*GIVEN EXERCISE*. Repeat each entry as written and leave the images out of the copy.

*RECORDS FOR PROCESSING*.
▼
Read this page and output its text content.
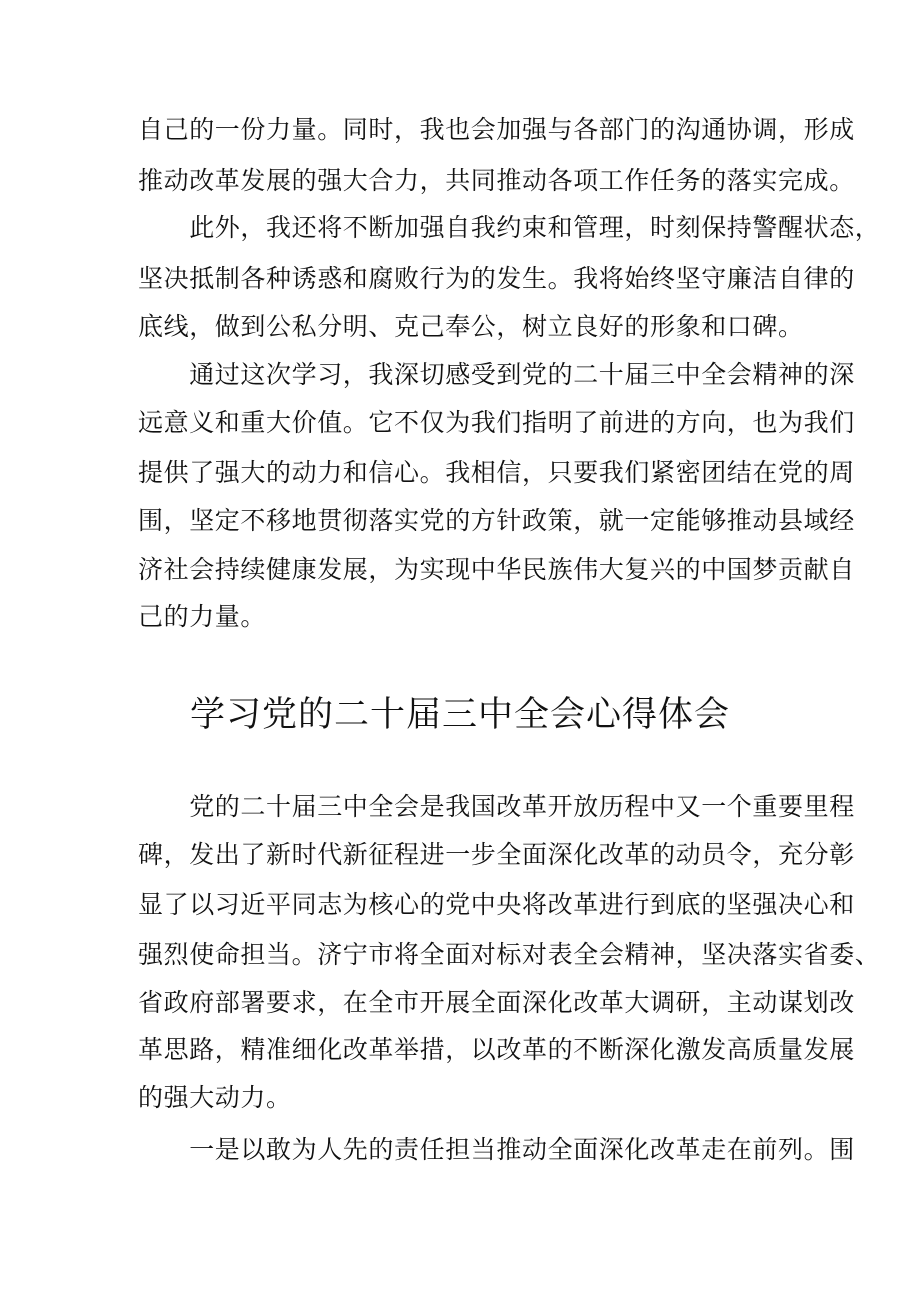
自己的一份力量。同时，我也会加强与各部门的沟通协调，形成
推动改革发展的强大合力，共同推动各项工作任务的落实完成。
　　此外，我还将不断加强自我约束和管理，时刻保持警醒状态，
坚决抵制各种诱惑和腐败行为的发生。我将始终坚守廉洁自律的
底线，做到公私分明、克己奉公，树立良好的形象和口碑。
　　通过这次学习，我深切感受到党的二十届三中全会精神的深
远意义和重大价值。它不仅为我们指明了前进的方向，也为我们
提供了强大的动力和信心。我相信，只要我们紧密团结在党的周
围，坚定不移地贯彻落实党的方针政策，就一定能够推动县域经
济社会持续健康发展，为实现中华民族伟大复兴的中国梦贡献自
己的力量。
学习党的二十届三中全会心得体会
　　党的二十届三中全会是我国改革开放历程中又一个重要里程
碑，发出了新时代新征程进一步全面深化改革的动员令，充分彰
显了以习近平同志为核心的党中央将改革进行到底的坚强决心和
强烈使命担当。济宁市将全面对标对表全会精神，坚决落实省委、
省政府部署要求，在全市开展全面深化改革大调研，主动谋划改
革思路，精准细化改革举措，以改革的不断深化激发高质量发展
的强大动力。
　　一是以敢为人先的责任担当推动全面深化改革走在前列。围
▲
*TASK RESULT*.
Read this page and output its text content.
自己的一份力量。同时，我也会加强与各部门的沟通协调，形成
推动改革发展的强大合力，共同推动各项工作任务的落实完成。
　　此外，我还将不断加强自我约束和管理，时刻保持警醒状态，
坚决抵制各种诱惑和腐败行为的发生。我将始终坚守廉洁自律的
底线，做到公私分明、克己奉公，树立良好的形象和口碑。
　　通过这次学习，我深切感受到党的二十届三中全会精神的深
远意义和重大价值。它不仅为我们指明了前进的方向，也为我们
提供了强大的动力和信心。我相信，只要我们紧密团结在党的周
围，坚定不移地贯彻落实党的方针政策，就一定能够推动县域经
济社会持续健康发展，为实现中华民族伟大复兴的中国梦贡献自
己的力量。
学习党的二十届三中全会心得体会
　　党的二十届三中全会是我国改革开放历程中又一个重要里程
碑，发出了新时代新征程进一步全面深化改革的动员令，充分彰
显了以习近平同志为核心的党中央将改革进行到底的坚强决心和
强烈使命担当。济宁市将全面对标对表全会精神，坚决落实省委、
省政府部署要求，在全市开展全面深化改革大调研，主动谋划改
革思路，精准细化改革举措，以改革的不断深化激发高质量发展
的强大动力。
　　一是以敢为人先的责任担当推动全面深化改革走在前列。围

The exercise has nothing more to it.